## Given task
Scan the data below for the string "长沙市交通运输领域推进碳达峰实施路径研究方案". Copy every line where it appears.

------ Available records

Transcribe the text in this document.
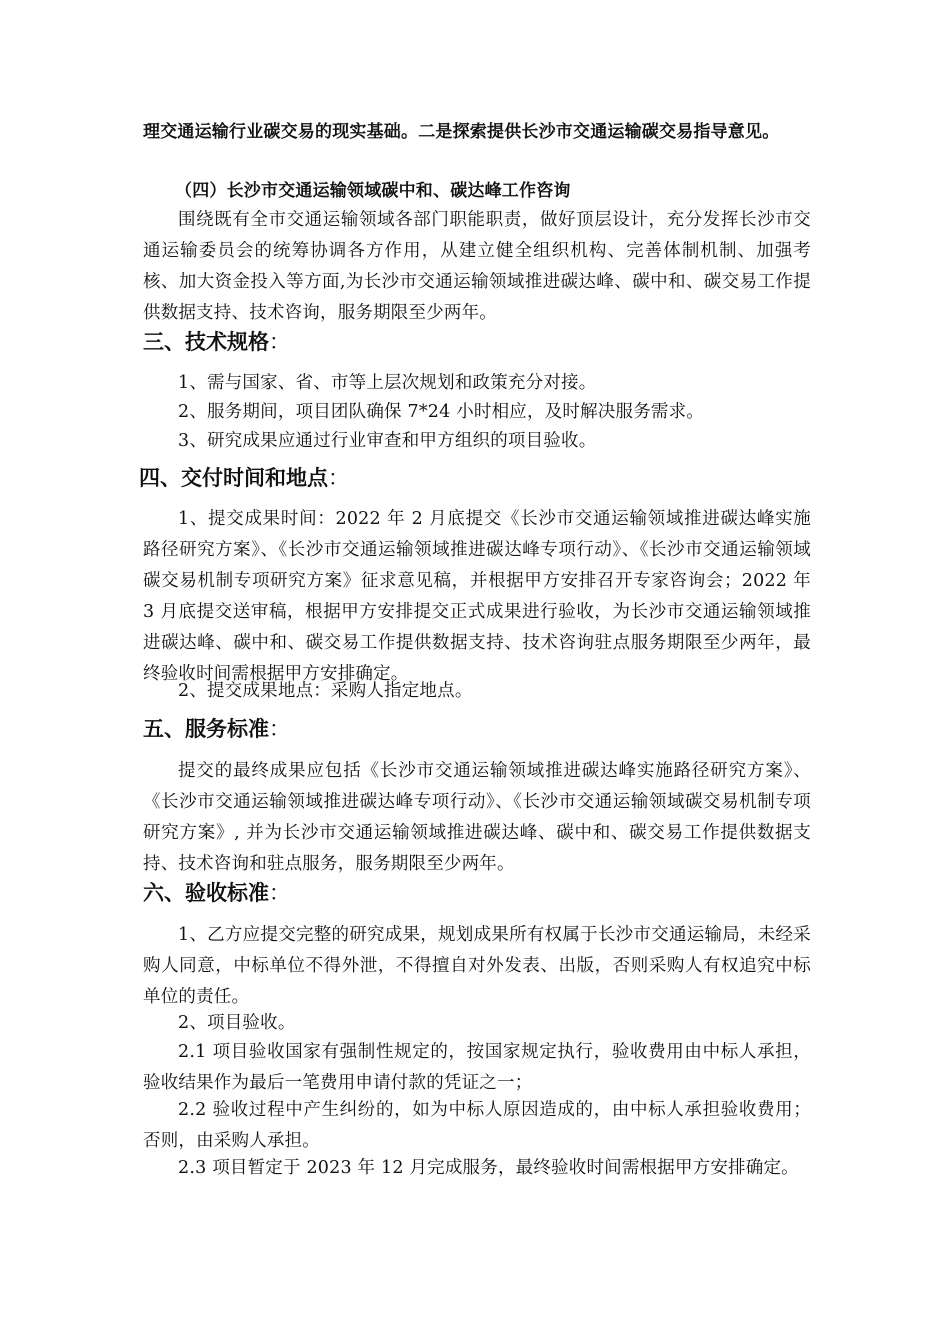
理交通运输行业碳交易的现实基础。二是探索提供长沙市交通运输碳交易指导意见。

（四）长沙市交通运输领域碳中和、碳达峰工作咨询

围绕既有全市交通运输领域各部门职能职责，做好顶层设计，充分发挥长沙市交通运输委员会的统筹协调各方作用，从建立健全组织机构、完善体制机制、加强考核、加大资金投入等方面,为长沙市交通运输领域推进碳达峰、碳中和、碳交易工作提供数据支持、技术咨询，服务期限至少两年。

三、技术规格：

1、需与国家、省、市等上层次规划和政策充分对接。

2、服务期间，项目团队确保 7*24 小时相应，及时解决服务需求。

3、研究成果应通过行业审查和甲方组织的项目验收。

四、交付时间和地点：

1、提交成果时间：2022 年 2 月底提交《长沙市交通运输领域推进碳达峰实施路径研究方案》、《长沙市交通运输领域推进碳达峰专项行动》、《长沙市交通运输领域碳交易机制专项研究方案》征求意见稿，并根据甲方安排召开专家咨询会；2022 年 3 月底提交送审稿，根据甲方安排提交正式成果进行验收，为长沙市交通运输领域推进碳达峰、碳中和、碳交易工作提供数据支持、技术咨询驻点服务期限至少两年，最终验收时间需根据甲方安排确定。

2、提交成果地点：采购人指定地点。

五、服务标准：

提交的最终成果应包括《长沙市交通运输领域推进碳达峰实施路径研究方案》、《长沙市交通运输领域推进碳达峰专项行动》、《长沙市交通运输领域碳交易机制专项研究方案》, 并为长沙市交通运输领域推进碳达峰、碳中和、碳交易工作提供数据支持、技术咨询和驻点服务，服务期限至少两年。

六、验收标准：

1、乙方应提交完整的研究成果，规划成果所有权属于长沙市交通运输局，未经采购人同意，中标单位不得外泄，不得擅自对外发表、出版，否则采购人有权追究中标单位的责任。

2、项目验收。

2.1 项目验收国家有强制性规定的，按国家规定执行，验收费用由中标人承担，验收结果作为最后一笔费用申请付款的凭证之一；

2.2 验收过程中产生纠纷的，如为中标人原因造成的，由中标人承担验收费用；否则，由采购人承担。

2.3 项目暂定于 2023 年 12 月完成服务，最终验收时间需根据甲方安排确定。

------------

## Solution to the exercise
1、提交成果时间：2022 年 2 月底提交《长沙市交通运输领域推进碳达峰实施路径研究方案》、《长沙市交通运输领域推进碳达峰专项行动》、《长沙市交通运输领域碳交易机制专项研究方案》征求意见稿，并根据甲方安排召开专家咨询会；2022 年 3 月底提交送审稿，根据甲方安排提交正式成果进行验收，为长沙市交通运输领域推进碳达峰、碳中和、碳交易工作提供数据支持、技术咨询驻点服务期限至少两年，最终验收时间需根据甲方安排确定。
提交的最终成果应包括《长沙市交通运输领域推进碳达峰实施路径研究方案》、《长沙市交通运输领域推进碳达峰专项行动》、《长沙市交通运输领域碳交易机制专项研究方案》, 并为长沙市交通运输领域推进碳达峰、碳中和、碳交易工作提供数据支持、技术咨询和驻点服务，服务期限至少两年。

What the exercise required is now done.